[Stored data]
════════════════════
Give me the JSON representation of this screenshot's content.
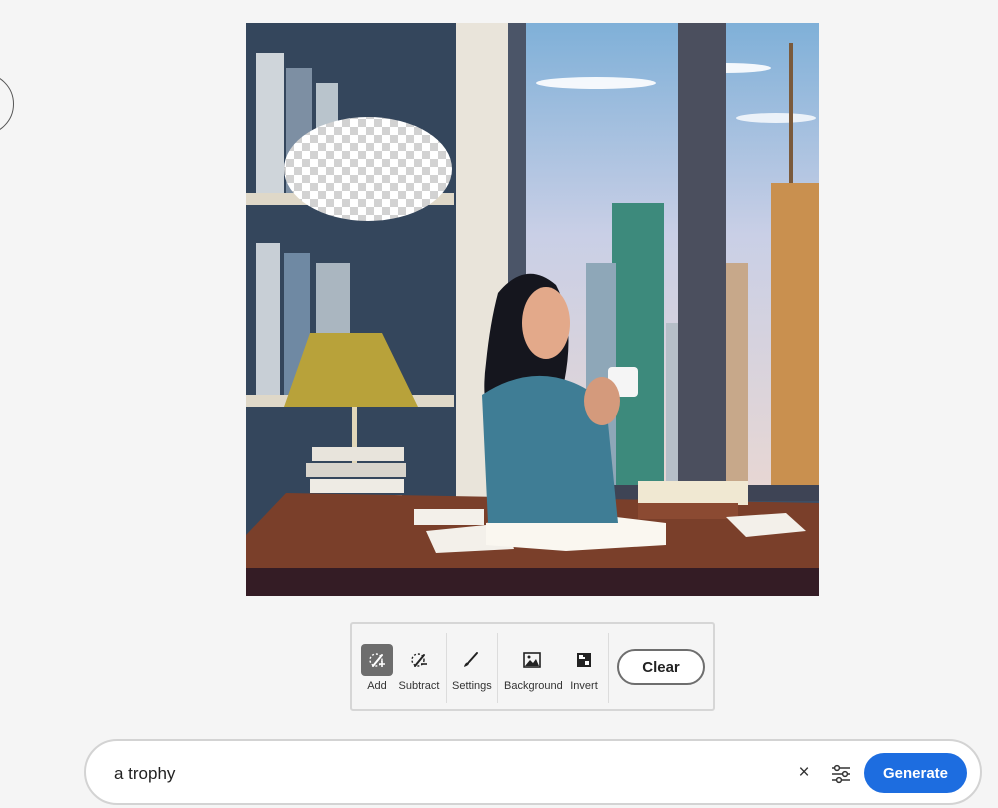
{
  "tools": [
    {
      "label": "Add",
      "icon": "brush-add-icon",
      "active": true
    },
    {
      "label": "Subtract",
      "icon": "brush-subtract-icon",
      "active": false
    },
    {
      "label": "Settings",
      "icon": "brush-icon",
      "active": false
    },
    {
      "label": "Background",
      "icon": "image-icon",
      "active": false
    },
    {
      "label": "Invert",
      "icon": "invert-icon",
      "active": false
    }
  ],
  "toolbar": {
    "clear_label": "Clear"
  },
  "prompt": {
    "value": "a trophy",
    "clear_symbol": "×",
    "generate_label": "Generate"
  },
  "colors": {
    "accent": "#1d6de0",
    "active_tool": "#6d6d6d"
  }
}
════════════════════
• [Requirements] Write out all the entries word for word, but skip any images.

• [Task result]
Give me the JSON representation of this screenshot's content.
{
  "tools": [
    {
      "label": "Add",
      "icon": "brush-add-icon",
      "active": true
    },
    {
      "label": "Subtract",
      "icon": "brush-subtract-icon",
      "active": false
    },
    {
      "label": "Settings",
      "icon": "brush-icon",
      "active": false
    },
    {
      "label": "Background",
      "icon": "image-icon",
      "active": false
    },
    {
      "label": "Invert",
      "icon": "invert-icon",
      "active": false
    }
  ],
  "toolbar": {
    "clear_label": "Clear"
  },
  "prompt": {
    "value": "a trophy",
    "clear_symbol": "×",
    "generate_label": "Generate"
  },
  "colors": {
    "accent": "#1d6de0",
    "active_tool": "#6d6d6d"
  }
}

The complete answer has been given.